Records about charts and figures —

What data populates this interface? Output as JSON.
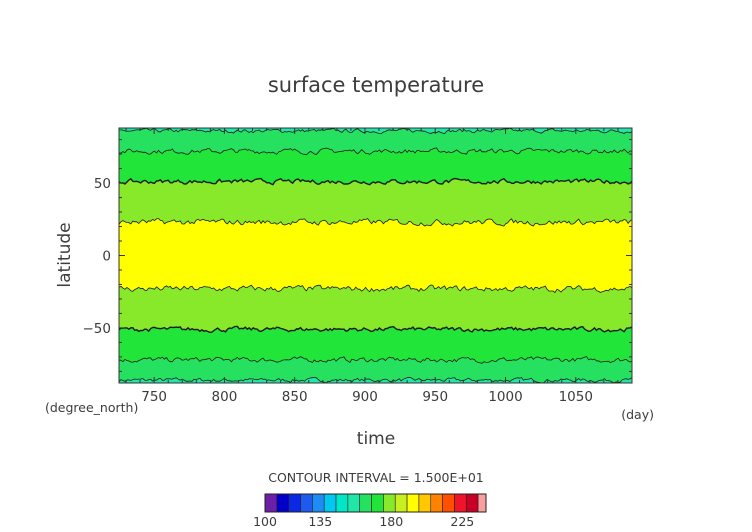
{
  "chart_data": {
    "type": "heatmap",
    "title": "surface temperature",
    "xlabel": "time",
    "ylabel": "latitude",
    "x_unit": "(day)",
    "y_unit": "(degree_north)",
    "xlim": [
      725,
      1090
    ],
    "ylim": [
      -88,
      88
    ],
    "x_ticks": [
      750,
      800,
      850,
      900,
      950,
      1000,
      1050
    ],
    "y_ticks": [
      -50,
      0,
      50
    ],
    "x_tick_labels": [
      "750",
      "800",
      "850",
      "900",
      "950",
      "1000",
      "1050"
    ],
    "y_tick_labels": [
      "−50",
      "0",
      "50"
    ],
    "contour_interval_text": "CONTOUR INTERVAL = 1.500E+01",
    "contour_levels": [
      165,
      180,
      195,
      210
    ],
    "mean_contour_latitudes": {
      "165": [
        -86,
        86
      ],
      "180": [
        -72,
        72
      ],
      "195": [
        -51,
        51
      ],
      "210": [
        -23,
        23
      ]
    },
    "level_colors": [
      {
        "from": 150,
        "to": 165,
        "color": "#22e5a8"
      },
      {
        "from": 165,
        "to": 180,
        "color": "#26e060"
      },
      {
        "from": 180,
        "to": 195,
        "color": "#22e53a"
      },
      {
        "from": 195,
        "to": 210,
        "color": "#88e82a"
      },
      {
        "from": 210,
        "to": 225,
        "color": "#ffff00"
      }
    ],
    "colorbar": {
      "min": 100,
      "max": 240,
      "step": 7.5,
      "tick_values": [
        100,
        135,
        180,
        225
      ],
      "tick_labels": [
        "100",
        "135",
        "180",
        "225"
      ],
      "colors": [
        "#6c1fa8",
        "#0000c8",
        "#0a28e6",
        "#1e5af0",
        "#1e8cf5",
        "#00c8f0",
        "#00e6c8",
        "#22e5a8",
        "#26e060",
        "#22e53a",
        "#88e82a",
        "#c8f020",
        "#ffff00",
        "#ffc800",
        "#ff8200",
        "#ff5000",
        "#f01428",
        "#c80028",
        "#f8a0a0"
      ]
    }
  }
}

INSTRUCTIONS TO FOLLOW —
Return all of the entries word for word, but omit the pictures.

WRITTEN ANSWER —
What data populates this interface? Output as JSON.
{
  "chart_data": {
    "type": "heatmap",
    "title": "surface temperature",
    "xlabel": "time",
    "ylabel": "latitude",
    "x_unit": "(day)",
    "y_unit": "(degree_north)",
    "xlim": [
      725,
      1090
    ],
    "ylim": [
      -88,
      88
    ],
    "x_ticks": [
      750,
      800,
      850,
      900,
      950,
      1000,
      1050
    ],
    "y_ticks": [
      -50,
      0,
      50
    ],
    "x_tick_labels": [
      "750",
      "800",
      "850",
      "900",
      "950",
      "1000",
      "1050"
    ],
    "y_tick_labels": [
      "−50",
      "0",
      "50"
    ],
    "contour_interval_text": "CONTOUR INTERVAL = 1.500E+01",
    "contour_levels": [
      165,
      180,
      195,
      210
    ],
    "mean_contour_latitudes": {
      "165": [
        -86,
        86
      ],
      "180": [
        -72,
        72
      ],
      "195": [
        -51,
        51
      ],
      "210": [
        -23,
        23
      ]
    },
    "level_colors": [
      {
        "from": 150,
        "to": 165,
        "color": "#22e5a8"
      },
      {
        "from": 165,
        "to": 180,
        "color": "#26e060"
      },
      {
        "from": 180,
        "to": 195,
        "color": "#22e53a"
      },
      {
        "from": 195,
        "to": 210,
        "color": "#88e82a"
      },
      {
        "from": 210,
        "to": 225,
        "color": "#ffff00"
      }
    ],
    "colorbar": {
      "min": 100,
      "max": 240,
      "step": 7.5,
      "tick_values": [
        100,
        135,
        180,
        225
      ],
      "tick_labels": [
        "100",
        "135",
        "180",
        "225"
      ],
      "colors": [
        "#6c1fa8",
        "#0000c8",
        "#0a28e6",
        "#1e5af0",
        "#1e8cf5",
        "#00c8f0",
        "#00e6c8",
        "#22e5a8",
        "#26e060",
        "#22e53a",
        "#88e82a",
        "#c8f020",
        "#ffff00",
        "#ffc800",
        "#ff8200",
        "#ff5000",
        "#f01428",
        "#c80028",
        "#f8a0a0"
      ]
    }
  }
}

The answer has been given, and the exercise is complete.